**Request:** Seek out every line containing the word "зрителям", and copy each.

**Data excerpts:**
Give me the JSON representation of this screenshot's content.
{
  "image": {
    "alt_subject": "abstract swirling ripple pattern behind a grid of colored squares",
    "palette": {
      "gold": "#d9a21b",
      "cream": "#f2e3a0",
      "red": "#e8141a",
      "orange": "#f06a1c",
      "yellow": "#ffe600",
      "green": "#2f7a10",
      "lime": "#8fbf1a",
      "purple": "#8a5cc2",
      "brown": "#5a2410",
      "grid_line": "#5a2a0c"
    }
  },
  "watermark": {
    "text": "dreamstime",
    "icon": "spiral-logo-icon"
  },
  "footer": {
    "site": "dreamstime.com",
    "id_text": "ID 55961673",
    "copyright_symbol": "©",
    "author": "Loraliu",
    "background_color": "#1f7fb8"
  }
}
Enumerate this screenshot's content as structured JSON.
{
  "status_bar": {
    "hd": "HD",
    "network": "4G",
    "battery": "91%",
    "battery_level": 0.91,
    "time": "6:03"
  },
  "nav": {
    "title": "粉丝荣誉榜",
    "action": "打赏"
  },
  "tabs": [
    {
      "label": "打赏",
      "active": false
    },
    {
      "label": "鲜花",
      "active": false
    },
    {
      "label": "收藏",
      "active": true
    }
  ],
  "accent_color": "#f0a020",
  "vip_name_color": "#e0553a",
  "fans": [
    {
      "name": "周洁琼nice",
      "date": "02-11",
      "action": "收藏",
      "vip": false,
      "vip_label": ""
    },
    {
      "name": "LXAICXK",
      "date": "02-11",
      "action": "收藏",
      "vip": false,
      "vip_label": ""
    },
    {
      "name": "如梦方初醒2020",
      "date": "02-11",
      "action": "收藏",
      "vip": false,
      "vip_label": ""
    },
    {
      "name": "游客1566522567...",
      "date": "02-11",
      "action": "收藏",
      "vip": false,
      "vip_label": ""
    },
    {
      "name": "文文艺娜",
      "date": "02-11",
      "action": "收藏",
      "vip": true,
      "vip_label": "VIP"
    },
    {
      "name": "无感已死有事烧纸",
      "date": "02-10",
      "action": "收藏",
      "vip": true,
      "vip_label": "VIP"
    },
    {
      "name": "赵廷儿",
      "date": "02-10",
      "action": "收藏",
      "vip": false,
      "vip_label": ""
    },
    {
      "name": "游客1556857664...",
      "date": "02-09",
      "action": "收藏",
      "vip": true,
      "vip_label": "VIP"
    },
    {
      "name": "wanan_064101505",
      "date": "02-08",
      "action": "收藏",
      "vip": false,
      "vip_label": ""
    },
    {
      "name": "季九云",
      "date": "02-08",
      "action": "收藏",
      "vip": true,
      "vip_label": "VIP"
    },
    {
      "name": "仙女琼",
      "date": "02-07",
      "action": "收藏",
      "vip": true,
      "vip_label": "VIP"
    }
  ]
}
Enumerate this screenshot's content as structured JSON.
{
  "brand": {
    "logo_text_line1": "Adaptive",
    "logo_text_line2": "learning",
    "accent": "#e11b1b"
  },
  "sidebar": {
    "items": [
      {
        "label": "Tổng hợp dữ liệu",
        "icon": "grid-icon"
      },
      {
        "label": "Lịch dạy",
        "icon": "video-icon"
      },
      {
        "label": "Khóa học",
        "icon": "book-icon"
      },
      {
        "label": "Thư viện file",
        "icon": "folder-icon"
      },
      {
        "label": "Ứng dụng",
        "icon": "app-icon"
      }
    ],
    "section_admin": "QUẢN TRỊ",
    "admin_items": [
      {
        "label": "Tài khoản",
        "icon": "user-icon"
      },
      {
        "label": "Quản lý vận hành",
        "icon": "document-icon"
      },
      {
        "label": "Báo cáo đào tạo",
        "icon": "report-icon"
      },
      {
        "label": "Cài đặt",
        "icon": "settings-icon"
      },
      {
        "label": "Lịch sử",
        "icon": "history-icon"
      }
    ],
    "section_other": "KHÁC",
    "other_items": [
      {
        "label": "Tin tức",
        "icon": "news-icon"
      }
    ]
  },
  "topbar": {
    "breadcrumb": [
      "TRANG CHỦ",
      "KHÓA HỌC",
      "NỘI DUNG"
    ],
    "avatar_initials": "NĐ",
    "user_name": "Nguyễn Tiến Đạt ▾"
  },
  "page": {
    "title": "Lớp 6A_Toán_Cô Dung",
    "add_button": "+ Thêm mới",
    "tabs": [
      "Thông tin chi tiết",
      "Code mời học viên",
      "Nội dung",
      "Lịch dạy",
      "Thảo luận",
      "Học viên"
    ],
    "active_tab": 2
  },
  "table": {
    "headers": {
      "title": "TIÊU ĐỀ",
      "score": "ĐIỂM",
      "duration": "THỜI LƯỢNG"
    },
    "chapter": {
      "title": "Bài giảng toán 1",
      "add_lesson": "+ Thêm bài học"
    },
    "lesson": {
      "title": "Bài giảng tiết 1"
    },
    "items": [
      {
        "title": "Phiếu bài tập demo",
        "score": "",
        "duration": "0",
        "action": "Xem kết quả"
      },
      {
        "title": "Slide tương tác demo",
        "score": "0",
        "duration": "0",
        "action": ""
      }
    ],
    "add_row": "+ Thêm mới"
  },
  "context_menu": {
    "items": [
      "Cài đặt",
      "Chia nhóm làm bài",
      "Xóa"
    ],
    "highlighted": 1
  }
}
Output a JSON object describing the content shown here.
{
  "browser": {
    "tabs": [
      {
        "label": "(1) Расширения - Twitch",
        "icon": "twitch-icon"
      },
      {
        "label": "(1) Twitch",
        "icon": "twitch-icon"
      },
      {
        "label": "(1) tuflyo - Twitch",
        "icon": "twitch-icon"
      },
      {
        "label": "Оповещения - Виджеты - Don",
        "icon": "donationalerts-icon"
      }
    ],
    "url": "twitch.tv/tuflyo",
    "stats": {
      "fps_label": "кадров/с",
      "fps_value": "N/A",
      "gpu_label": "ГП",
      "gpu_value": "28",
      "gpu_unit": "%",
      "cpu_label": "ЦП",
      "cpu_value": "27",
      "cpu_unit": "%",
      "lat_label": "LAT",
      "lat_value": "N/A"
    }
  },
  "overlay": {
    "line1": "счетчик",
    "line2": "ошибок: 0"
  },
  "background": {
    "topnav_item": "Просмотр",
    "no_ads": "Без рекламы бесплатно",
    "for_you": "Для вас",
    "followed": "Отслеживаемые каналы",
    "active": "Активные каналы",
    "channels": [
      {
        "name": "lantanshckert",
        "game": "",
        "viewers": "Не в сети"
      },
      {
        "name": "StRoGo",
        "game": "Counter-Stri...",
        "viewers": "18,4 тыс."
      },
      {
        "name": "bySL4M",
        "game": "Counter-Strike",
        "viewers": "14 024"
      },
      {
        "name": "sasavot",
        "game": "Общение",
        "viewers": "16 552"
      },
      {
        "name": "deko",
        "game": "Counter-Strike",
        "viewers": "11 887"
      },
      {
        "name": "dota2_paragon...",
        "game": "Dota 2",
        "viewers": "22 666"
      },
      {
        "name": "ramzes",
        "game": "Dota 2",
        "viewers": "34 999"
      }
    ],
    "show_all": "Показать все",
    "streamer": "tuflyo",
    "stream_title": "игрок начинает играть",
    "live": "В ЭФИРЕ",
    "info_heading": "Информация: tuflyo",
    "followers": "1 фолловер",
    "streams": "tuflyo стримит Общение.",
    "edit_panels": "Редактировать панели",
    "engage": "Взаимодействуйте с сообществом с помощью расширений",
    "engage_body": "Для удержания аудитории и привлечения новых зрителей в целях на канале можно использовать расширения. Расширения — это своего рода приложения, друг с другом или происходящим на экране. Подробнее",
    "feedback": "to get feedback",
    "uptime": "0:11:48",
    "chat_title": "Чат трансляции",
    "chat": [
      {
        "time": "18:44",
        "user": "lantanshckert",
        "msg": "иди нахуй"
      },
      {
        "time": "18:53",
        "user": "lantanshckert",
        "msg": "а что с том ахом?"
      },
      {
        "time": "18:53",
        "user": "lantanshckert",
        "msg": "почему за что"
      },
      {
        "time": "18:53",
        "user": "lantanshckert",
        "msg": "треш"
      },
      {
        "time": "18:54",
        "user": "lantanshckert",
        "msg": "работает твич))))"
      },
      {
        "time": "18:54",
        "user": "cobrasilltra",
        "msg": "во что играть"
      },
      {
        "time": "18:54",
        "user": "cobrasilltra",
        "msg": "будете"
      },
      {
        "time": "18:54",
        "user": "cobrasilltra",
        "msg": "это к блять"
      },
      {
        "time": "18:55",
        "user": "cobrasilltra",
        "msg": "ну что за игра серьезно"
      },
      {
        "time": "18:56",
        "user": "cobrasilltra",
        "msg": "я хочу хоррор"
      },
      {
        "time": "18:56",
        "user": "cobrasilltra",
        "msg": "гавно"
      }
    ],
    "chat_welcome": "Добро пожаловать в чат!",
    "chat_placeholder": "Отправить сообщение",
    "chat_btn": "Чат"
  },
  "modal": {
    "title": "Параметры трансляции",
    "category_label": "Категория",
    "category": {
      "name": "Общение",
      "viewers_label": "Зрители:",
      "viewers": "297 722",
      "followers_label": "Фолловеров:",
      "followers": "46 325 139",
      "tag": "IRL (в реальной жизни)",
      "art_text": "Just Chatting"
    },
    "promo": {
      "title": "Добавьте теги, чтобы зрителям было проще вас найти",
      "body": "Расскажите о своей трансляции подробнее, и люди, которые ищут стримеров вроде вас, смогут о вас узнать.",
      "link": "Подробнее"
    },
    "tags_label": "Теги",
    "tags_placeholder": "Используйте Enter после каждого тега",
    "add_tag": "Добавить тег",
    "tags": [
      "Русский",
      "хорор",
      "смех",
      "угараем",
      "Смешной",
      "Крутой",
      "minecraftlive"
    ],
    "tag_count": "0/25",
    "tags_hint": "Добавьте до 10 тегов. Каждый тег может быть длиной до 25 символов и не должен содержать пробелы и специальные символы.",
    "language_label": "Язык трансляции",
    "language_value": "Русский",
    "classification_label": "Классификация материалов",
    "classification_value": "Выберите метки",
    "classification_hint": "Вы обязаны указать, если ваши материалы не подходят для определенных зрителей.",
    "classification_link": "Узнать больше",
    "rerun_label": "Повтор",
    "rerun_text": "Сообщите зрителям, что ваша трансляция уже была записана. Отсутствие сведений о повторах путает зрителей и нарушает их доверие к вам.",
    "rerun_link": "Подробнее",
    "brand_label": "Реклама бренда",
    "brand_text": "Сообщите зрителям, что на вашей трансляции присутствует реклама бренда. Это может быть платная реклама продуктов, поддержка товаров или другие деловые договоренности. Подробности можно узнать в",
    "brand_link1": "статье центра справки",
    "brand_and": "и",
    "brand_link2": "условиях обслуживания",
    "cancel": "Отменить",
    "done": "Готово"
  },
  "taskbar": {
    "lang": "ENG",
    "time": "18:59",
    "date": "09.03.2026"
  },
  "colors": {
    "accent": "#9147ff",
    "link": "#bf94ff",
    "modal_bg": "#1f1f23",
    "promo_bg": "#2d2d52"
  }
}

**Result of this task:**
      "title": "Добавьте теги, чтобы зрителям было проще вас найти",
    "rerun_text": "Сообщите зрителям, что ваша трансляция уже была записана. Отсутствие сведений о повторах путает зрителей и нарушает их доверие к вам.",
    "brand_text": "Сообщите зрителям, что на вашей трансляции присутствует реклама бренда. Это может быть платная реклама продуктов, поддержка товаров или другие деловые договоренности. Подробности можно узнать в",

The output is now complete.